Extract every line that contains the word "column".

--- Start of Input material ---

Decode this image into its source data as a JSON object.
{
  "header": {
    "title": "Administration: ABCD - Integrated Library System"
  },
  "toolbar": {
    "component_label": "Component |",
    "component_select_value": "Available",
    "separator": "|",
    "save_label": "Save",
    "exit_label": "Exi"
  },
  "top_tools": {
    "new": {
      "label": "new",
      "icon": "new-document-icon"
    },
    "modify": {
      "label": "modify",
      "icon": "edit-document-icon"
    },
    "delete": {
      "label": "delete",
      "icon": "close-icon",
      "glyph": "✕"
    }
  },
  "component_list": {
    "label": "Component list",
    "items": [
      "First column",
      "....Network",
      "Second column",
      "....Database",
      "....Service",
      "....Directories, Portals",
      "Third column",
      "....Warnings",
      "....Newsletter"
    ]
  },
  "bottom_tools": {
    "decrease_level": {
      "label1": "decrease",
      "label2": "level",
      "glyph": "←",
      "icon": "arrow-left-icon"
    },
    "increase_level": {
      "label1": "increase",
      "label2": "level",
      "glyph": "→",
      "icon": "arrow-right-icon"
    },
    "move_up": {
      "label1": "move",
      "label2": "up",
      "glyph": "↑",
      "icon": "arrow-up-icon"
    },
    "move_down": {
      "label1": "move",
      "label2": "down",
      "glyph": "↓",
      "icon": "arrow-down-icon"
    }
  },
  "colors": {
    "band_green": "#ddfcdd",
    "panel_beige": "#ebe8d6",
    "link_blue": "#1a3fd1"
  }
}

--- End of Input material ---
--- Start of Input material ---

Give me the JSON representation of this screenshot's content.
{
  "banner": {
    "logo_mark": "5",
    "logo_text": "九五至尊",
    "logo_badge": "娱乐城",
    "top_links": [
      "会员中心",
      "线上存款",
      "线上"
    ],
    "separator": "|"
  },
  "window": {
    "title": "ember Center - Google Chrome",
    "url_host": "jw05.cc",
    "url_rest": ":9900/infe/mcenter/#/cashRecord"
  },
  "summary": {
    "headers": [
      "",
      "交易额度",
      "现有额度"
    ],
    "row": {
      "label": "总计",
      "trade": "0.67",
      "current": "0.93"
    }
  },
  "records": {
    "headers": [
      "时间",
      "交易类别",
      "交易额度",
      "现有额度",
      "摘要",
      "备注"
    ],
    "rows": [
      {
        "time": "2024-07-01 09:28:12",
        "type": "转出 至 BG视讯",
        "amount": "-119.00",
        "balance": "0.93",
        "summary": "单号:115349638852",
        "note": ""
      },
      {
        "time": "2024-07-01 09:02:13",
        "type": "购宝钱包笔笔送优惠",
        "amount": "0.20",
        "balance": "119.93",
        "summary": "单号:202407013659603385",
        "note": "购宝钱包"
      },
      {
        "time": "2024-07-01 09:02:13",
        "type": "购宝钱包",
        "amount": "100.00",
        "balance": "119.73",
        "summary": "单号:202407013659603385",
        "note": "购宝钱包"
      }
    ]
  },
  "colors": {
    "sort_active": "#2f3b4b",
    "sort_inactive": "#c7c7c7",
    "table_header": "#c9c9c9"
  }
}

--- End of Input material ---

# Complete output:
      "First column",
      "Second column",
      "Third column",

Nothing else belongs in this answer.